━━━━━ Records for the task ━━━━━

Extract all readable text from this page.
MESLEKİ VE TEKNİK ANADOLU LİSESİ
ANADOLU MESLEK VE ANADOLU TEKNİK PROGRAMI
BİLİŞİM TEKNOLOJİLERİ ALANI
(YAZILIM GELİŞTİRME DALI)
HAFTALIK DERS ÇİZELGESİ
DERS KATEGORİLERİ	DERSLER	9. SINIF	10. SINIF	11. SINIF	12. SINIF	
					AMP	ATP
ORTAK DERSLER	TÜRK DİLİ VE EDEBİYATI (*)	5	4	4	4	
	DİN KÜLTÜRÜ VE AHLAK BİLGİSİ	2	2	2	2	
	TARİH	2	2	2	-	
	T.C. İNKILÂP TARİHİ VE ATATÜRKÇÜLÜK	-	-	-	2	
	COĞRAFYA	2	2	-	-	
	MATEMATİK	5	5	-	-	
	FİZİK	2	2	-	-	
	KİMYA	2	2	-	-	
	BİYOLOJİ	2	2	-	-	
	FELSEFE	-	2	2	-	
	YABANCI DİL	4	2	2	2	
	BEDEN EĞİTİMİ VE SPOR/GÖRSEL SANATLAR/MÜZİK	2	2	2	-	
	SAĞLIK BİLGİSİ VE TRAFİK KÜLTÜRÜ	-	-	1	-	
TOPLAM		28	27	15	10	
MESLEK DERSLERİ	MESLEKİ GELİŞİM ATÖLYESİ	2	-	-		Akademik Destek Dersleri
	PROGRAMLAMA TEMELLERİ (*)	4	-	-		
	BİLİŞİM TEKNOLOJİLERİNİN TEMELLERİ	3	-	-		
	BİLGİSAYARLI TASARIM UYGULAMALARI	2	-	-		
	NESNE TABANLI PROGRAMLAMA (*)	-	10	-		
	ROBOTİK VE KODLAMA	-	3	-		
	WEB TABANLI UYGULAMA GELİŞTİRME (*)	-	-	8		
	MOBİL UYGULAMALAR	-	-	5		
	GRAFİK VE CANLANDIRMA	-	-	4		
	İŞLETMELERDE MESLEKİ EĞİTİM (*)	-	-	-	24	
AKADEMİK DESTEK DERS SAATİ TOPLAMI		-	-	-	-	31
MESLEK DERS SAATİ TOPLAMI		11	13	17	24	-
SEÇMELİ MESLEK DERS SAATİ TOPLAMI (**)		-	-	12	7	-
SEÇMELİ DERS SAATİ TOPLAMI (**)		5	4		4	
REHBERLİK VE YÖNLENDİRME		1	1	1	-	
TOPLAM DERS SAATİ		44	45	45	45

━━━━━

Exercise prompt
Copy out every line from the material above in which the word "GELİŞTİRME" appears.

Task response
(YAZILIM GELİŞTİRME DALI)
	WEB TABANLI UYGULAMA GELİŞTİRME (*)	-	-	8		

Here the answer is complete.